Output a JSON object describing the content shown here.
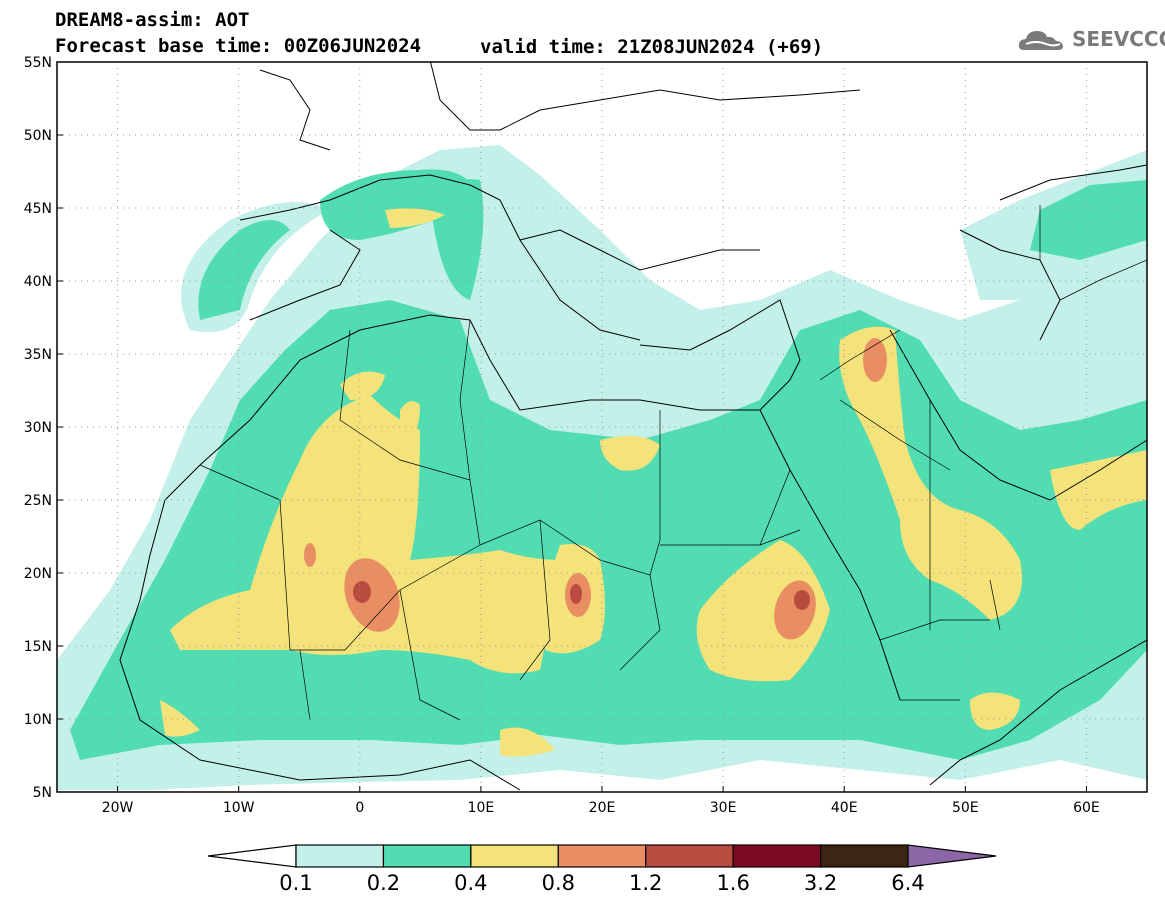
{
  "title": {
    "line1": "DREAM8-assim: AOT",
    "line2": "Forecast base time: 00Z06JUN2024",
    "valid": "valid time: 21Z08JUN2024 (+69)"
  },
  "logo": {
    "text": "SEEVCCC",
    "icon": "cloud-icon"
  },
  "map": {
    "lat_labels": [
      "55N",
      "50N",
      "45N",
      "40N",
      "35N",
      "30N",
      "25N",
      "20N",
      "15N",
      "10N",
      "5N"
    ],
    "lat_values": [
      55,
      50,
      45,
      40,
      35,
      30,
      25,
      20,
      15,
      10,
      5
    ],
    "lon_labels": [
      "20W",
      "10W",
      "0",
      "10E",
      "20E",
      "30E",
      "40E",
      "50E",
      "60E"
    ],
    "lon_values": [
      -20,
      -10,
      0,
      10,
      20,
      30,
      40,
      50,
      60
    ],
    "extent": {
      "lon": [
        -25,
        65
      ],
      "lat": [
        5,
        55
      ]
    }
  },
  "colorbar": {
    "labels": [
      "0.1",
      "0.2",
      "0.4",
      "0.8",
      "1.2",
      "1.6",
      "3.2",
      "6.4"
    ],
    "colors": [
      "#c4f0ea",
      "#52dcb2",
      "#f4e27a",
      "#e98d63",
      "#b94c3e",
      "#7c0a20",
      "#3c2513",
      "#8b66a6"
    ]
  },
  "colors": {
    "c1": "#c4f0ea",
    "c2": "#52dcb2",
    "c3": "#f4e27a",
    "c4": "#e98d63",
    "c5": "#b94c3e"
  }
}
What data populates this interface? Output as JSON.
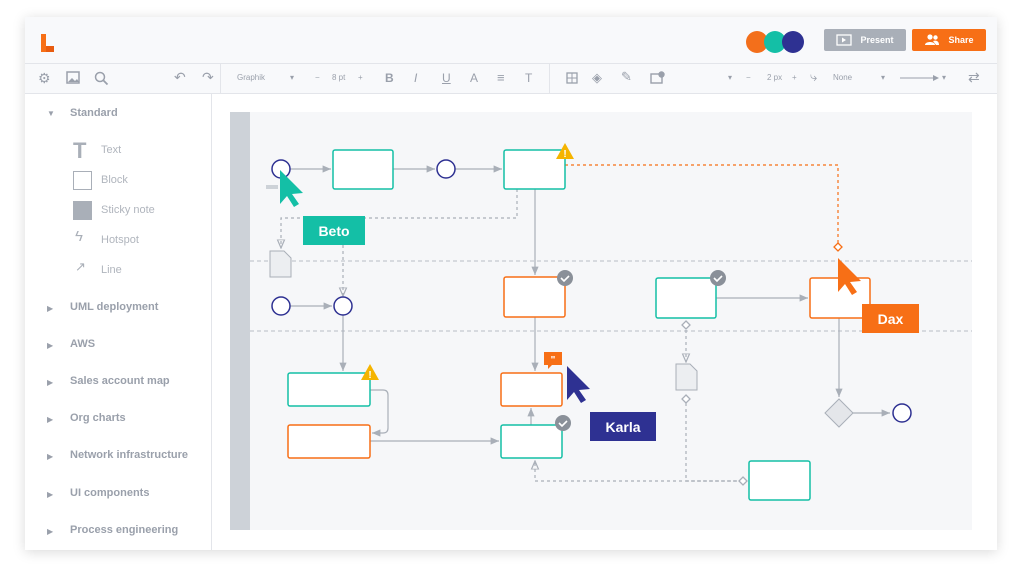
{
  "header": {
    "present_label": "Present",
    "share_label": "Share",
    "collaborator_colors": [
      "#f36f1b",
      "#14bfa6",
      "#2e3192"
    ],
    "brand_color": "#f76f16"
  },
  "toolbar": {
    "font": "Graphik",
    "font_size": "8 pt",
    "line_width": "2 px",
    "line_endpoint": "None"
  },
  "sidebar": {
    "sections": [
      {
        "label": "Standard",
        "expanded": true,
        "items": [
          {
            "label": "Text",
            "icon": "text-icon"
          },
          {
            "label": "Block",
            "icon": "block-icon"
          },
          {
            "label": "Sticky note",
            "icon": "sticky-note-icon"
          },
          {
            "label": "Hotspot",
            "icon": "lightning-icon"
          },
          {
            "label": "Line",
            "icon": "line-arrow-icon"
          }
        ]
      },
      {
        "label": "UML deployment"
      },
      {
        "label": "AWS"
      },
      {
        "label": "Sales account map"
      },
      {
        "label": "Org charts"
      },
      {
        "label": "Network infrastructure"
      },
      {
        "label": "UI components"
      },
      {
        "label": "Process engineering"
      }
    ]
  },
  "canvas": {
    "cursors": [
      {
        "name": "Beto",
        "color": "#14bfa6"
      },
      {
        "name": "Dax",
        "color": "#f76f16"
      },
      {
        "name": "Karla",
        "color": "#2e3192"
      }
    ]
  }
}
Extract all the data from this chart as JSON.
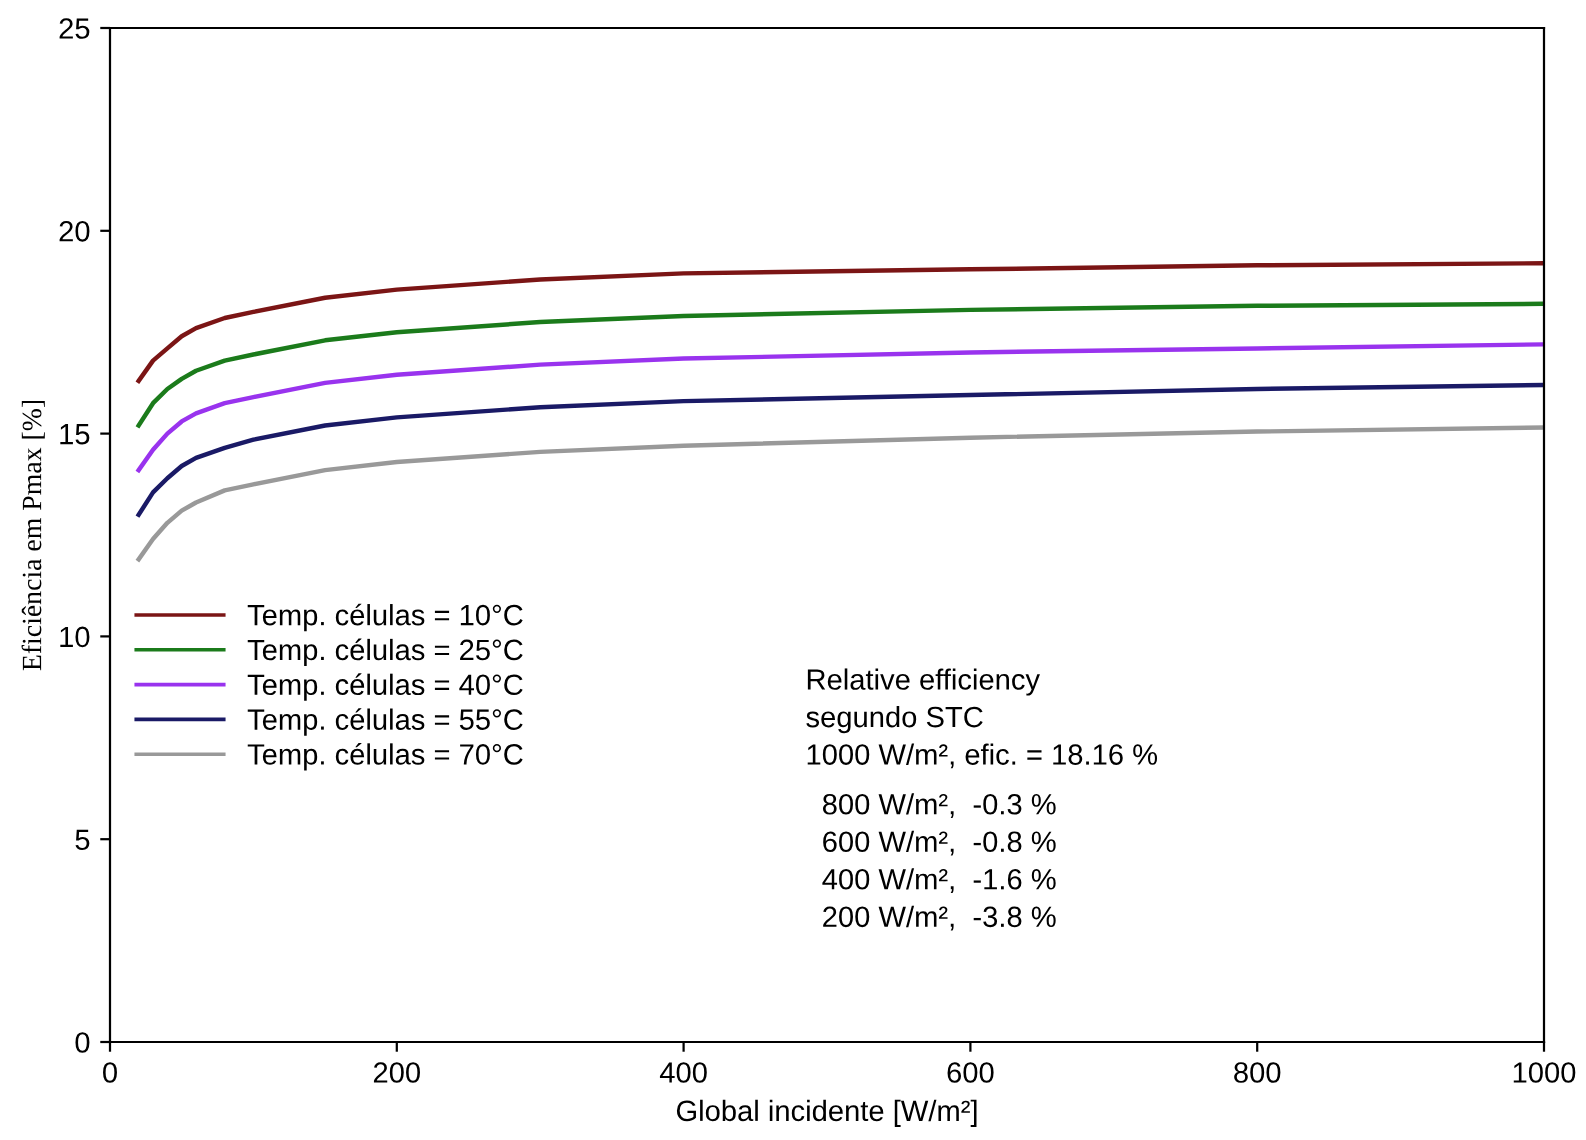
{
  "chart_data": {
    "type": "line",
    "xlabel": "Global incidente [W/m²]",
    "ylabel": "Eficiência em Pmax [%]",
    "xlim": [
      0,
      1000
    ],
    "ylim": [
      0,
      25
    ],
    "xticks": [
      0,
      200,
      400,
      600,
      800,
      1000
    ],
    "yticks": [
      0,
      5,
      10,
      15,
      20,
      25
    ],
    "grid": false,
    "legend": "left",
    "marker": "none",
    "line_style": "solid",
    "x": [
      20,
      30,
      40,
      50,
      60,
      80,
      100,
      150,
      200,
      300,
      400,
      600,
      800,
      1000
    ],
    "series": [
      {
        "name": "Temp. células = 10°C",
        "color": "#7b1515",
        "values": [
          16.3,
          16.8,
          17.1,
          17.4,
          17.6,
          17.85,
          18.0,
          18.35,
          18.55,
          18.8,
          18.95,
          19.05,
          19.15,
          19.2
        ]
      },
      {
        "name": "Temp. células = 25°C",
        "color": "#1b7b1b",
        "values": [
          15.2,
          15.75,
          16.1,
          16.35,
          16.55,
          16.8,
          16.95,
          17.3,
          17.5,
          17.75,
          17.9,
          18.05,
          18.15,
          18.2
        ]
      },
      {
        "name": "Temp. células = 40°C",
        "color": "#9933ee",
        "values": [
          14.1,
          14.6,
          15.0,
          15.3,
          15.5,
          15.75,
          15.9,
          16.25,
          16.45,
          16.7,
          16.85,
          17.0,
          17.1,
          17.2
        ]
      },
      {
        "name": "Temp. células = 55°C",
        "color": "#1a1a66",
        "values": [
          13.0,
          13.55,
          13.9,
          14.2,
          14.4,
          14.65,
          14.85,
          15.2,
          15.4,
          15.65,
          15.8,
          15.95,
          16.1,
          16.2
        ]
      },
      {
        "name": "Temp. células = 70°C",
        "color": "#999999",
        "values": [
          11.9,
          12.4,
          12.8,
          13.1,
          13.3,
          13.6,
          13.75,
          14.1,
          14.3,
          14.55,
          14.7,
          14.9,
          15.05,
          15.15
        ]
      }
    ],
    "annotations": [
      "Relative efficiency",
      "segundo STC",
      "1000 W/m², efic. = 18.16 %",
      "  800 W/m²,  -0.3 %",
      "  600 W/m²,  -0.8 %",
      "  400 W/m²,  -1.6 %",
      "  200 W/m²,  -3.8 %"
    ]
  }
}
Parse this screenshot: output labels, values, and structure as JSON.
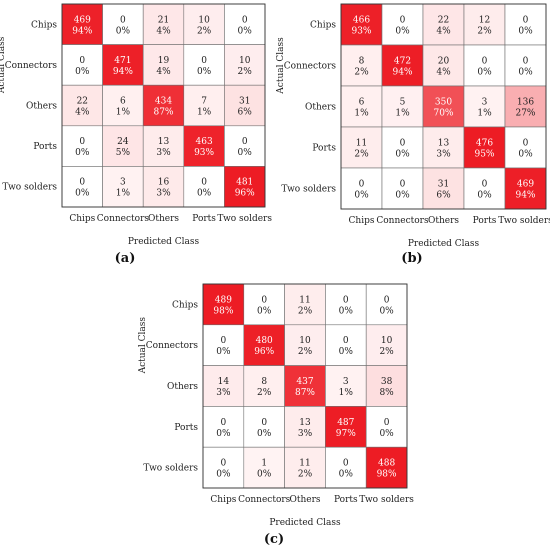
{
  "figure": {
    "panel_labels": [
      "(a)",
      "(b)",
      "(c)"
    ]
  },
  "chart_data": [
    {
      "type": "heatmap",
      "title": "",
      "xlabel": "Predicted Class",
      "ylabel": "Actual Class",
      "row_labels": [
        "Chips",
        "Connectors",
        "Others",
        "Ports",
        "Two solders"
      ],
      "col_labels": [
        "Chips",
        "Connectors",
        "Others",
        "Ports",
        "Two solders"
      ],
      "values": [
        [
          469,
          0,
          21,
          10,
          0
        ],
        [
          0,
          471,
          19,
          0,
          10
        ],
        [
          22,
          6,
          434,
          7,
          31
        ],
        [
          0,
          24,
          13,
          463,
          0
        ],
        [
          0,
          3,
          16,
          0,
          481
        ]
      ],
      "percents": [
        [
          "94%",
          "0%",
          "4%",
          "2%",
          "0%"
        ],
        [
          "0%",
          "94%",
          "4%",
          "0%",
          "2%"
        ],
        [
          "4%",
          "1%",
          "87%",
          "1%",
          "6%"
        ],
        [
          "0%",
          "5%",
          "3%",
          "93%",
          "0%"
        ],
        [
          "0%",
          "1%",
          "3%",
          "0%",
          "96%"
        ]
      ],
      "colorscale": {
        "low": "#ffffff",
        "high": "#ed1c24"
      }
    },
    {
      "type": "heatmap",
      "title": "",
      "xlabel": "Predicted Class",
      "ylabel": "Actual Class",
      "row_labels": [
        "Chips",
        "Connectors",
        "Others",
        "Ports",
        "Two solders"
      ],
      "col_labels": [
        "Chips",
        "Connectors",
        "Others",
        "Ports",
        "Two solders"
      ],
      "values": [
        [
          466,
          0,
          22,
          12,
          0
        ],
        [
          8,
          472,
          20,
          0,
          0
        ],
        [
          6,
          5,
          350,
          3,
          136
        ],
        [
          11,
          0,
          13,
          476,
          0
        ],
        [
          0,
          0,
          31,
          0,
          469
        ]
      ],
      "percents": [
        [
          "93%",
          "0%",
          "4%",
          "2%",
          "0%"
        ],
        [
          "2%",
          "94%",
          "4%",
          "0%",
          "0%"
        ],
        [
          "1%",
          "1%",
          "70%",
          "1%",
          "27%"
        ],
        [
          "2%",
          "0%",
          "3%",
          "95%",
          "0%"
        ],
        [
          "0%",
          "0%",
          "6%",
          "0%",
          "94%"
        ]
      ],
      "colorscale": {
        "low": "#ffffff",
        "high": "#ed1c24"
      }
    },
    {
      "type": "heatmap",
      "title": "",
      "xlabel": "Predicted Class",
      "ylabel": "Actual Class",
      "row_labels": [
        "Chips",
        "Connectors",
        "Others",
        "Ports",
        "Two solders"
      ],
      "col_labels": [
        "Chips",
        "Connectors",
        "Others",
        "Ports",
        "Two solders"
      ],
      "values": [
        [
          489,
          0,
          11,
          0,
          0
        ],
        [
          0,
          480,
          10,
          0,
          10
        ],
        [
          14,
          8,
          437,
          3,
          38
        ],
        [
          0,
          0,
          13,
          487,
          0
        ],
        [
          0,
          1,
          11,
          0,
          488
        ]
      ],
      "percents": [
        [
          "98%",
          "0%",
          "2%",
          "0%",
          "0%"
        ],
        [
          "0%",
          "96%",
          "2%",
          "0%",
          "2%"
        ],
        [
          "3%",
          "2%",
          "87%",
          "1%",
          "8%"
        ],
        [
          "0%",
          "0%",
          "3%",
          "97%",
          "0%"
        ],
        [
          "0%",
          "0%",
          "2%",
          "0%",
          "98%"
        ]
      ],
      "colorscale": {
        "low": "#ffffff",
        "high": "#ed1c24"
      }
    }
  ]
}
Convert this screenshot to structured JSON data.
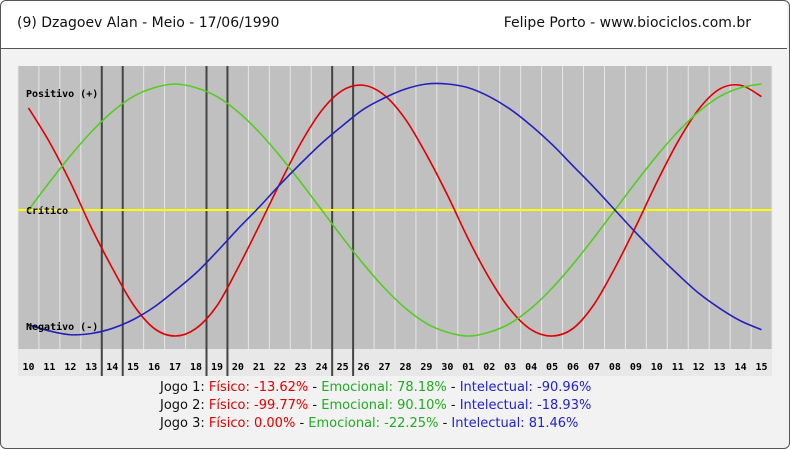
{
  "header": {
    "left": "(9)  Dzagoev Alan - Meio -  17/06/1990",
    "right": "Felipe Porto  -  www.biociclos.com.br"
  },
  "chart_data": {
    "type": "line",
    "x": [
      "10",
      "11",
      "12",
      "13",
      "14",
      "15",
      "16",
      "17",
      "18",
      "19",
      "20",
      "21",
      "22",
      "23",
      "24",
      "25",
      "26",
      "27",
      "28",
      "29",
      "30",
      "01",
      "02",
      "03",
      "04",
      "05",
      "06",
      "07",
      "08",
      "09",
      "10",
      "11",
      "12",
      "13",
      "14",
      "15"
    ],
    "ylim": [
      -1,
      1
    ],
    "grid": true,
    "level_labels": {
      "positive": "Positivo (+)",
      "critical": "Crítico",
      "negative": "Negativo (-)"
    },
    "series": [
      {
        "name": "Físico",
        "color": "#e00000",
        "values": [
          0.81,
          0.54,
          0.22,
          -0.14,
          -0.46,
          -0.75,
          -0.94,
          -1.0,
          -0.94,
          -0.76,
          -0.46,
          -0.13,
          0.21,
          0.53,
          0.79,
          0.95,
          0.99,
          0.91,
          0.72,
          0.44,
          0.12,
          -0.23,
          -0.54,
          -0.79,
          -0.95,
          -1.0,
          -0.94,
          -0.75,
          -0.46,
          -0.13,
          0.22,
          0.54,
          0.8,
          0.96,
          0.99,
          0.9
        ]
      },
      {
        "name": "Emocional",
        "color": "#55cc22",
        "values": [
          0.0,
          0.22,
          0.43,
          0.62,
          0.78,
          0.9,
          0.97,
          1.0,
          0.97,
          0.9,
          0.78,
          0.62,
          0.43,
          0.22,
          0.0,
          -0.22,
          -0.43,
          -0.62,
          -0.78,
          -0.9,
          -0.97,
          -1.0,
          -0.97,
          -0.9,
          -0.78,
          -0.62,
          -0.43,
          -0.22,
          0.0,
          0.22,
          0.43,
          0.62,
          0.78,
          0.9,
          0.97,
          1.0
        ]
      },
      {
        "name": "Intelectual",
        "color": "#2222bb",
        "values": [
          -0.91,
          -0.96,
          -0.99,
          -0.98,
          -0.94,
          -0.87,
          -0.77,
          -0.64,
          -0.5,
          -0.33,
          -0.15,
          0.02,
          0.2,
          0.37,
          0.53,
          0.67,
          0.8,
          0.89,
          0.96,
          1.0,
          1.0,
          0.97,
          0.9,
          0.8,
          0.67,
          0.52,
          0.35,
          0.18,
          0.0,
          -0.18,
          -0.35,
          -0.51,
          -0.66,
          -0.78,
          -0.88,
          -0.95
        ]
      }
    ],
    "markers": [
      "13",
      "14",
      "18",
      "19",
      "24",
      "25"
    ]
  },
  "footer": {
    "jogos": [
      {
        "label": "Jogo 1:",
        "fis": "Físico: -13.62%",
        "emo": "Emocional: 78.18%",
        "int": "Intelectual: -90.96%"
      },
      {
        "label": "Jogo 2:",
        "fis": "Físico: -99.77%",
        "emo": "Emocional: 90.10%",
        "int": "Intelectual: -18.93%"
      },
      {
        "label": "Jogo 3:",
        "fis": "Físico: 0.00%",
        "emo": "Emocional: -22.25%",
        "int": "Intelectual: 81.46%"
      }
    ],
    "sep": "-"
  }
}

What is being asked » Collect every line from the records above that contains the word "células".

Final answer »
        "name": "Temp. células = 10°C",
        "name": "Temp. células = 25°C",
        "name": "Temp. células = 40°C",
        "name": "Temp. células = 55°C",
        "name": "Temp. células = 70°C",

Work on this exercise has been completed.